### SET PROBLEM
Every line of the data that contains the string "hibernation" must be copied.
*** GIVEN DATA
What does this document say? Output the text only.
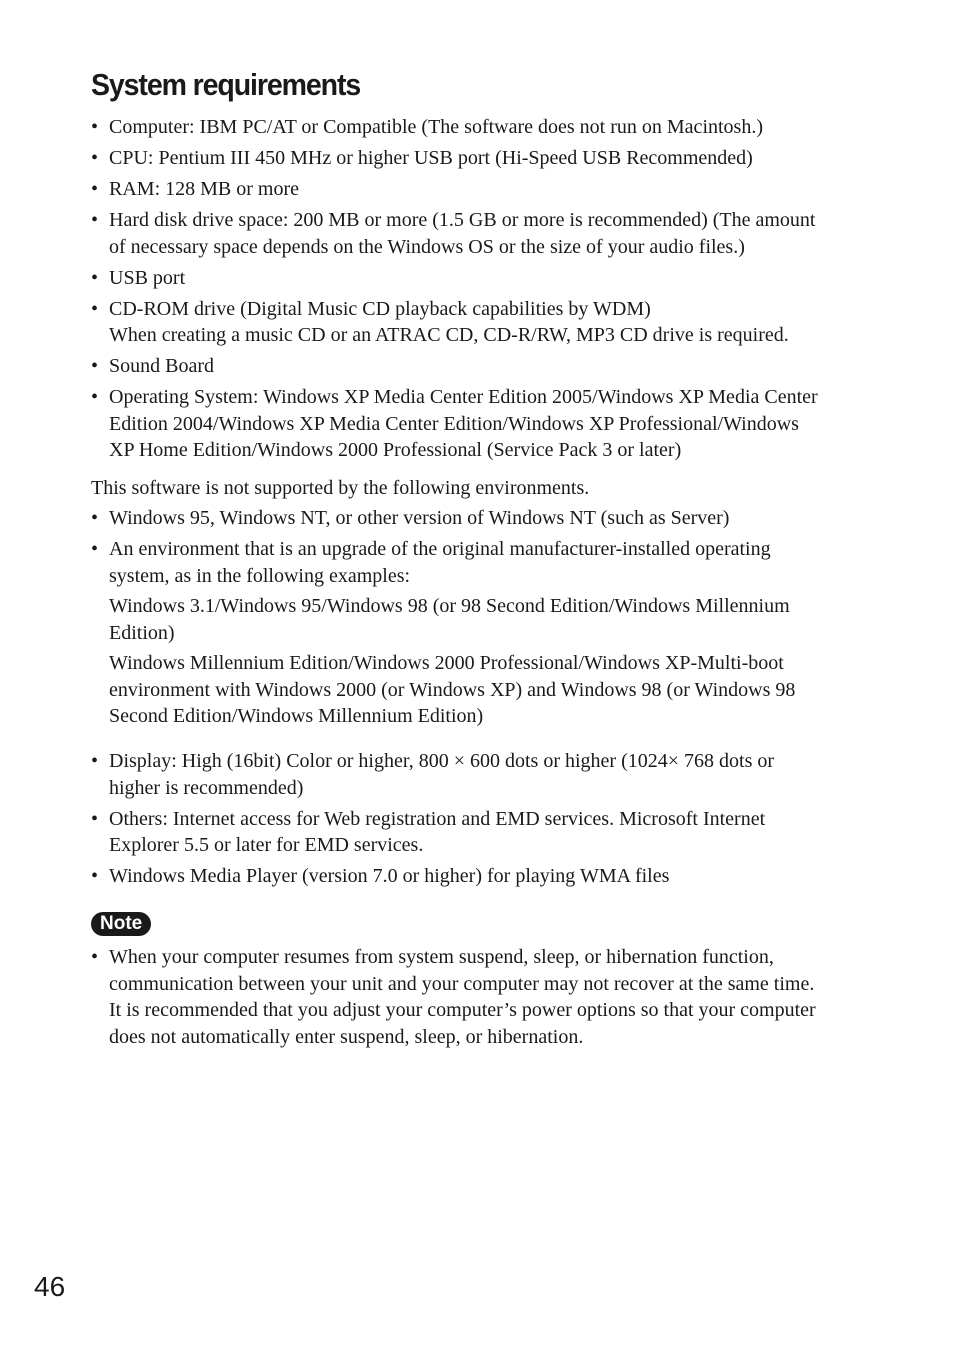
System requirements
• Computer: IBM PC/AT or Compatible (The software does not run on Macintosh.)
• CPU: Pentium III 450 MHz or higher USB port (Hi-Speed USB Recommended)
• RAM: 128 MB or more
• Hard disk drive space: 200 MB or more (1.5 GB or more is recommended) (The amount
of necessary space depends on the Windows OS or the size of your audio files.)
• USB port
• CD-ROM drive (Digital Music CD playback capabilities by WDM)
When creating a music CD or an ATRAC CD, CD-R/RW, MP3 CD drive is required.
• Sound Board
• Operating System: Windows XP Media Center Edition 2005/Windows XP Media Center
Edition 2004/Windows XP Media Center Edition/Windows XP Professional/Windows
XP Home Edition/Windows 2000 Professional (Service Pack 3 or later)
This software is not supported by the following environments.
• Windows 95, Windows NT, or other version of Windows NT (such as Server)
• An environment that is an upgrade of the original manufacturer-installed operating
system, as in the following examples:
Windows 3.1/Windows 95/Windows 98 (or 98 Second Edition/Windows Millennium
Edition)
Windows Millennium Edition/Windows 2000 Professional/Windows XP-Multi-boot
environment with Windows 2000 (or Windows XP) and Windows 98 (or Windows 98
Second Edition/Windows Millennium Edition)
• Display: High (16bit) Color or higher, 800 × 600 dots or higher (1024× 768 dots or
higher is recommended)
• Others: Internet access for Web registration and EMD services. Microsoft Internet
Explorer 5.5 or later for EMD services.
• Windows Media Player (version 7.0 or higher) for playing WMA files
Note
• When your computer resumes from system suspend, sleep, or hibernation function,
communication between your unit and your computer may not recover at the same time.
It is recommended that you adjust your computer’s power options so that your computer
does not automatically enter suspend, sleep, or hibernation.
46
******
*** GIVEN DATA
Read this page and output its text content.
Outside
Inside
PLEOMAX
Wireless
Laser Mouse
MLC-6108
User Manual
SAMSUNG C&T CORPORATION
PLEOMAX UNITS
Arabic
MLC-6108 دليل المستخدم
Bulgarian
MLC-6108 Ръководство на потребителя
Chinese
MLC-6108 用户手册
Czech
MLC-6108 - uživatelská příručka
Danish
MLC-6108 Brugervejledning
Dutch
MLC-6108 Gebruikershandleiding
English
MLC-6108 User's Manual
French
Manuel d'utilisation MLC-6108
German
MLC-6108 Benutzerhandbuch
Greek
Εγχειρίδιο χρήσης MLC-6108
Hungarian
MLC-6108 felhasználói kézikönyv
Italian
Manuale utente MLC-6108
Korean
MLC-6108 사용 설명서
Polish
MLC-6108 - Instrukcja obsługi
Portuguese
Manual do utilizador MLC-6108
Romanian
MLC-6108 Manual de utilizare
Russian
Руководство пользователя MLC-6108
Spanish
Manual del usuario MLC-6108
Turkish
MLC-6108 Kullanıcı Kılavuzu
******
*** GIVEN DATA
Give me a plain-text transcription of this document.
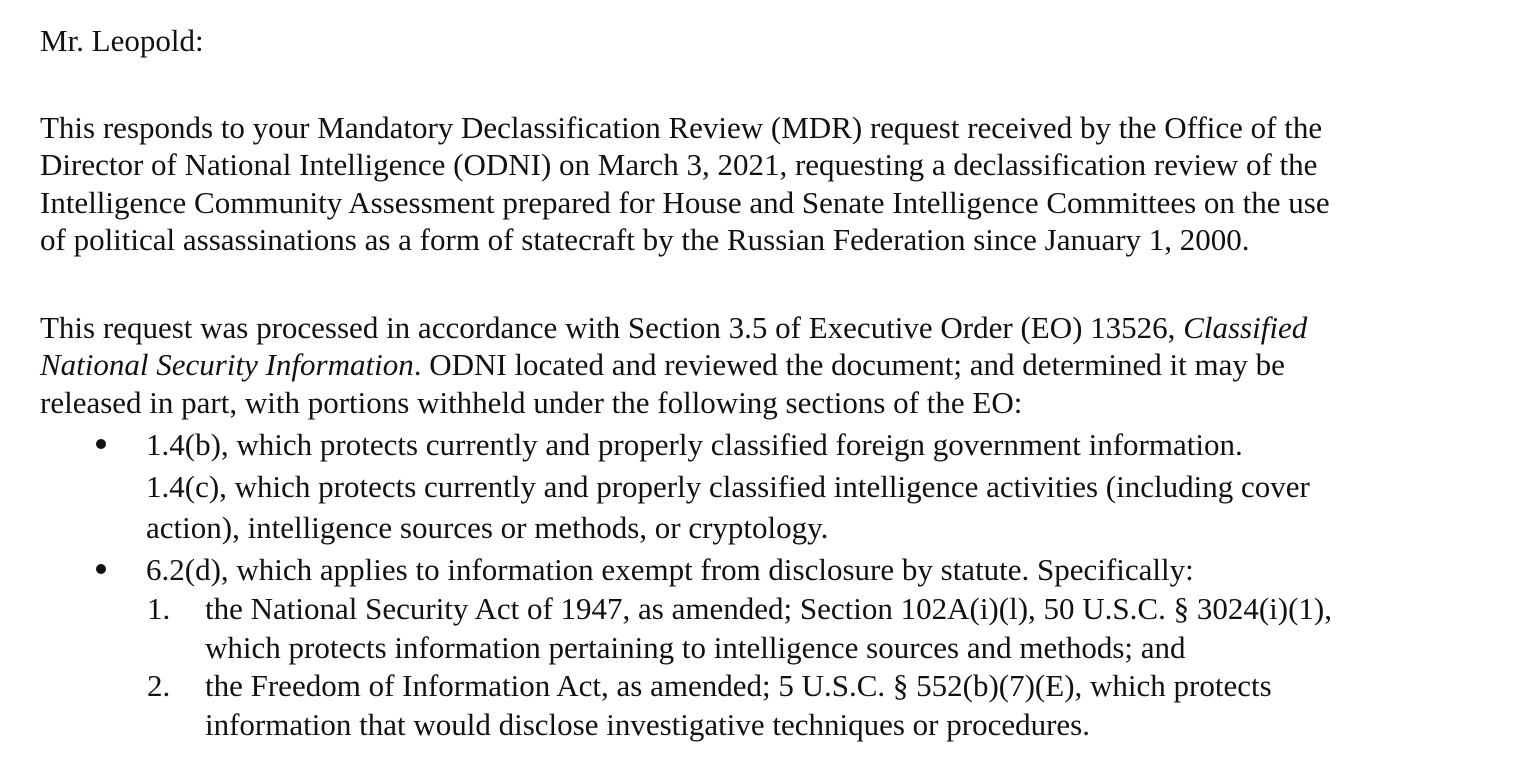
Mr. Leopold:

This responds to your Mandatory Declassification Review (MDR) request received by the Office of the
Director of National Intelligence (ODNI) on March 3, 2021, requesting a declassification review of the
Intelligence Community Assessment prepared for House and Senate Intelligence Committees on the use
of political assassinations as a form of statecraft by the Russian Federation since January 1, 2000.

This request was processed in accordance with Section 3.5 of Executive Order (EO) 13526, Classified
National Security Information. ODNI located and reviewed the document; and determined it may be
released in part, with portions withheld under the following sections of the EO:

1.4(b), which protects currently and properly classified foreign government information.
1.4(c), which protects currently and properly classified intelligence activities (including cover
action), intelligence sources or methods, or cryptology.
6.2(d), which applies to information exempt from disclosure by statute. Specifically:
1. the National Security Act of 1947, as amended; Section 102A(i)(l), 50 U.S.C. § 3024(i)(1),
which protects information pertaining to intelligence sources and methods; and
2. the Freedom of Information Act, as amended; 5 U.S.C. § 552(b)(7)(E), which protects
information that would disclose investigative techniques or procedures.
******
### SOLUTION FOR THIS TASK
• When your computer resumes from system suspend, sleep, or hibernation function,
does not automatically enter suspend, sleep, or hibernation.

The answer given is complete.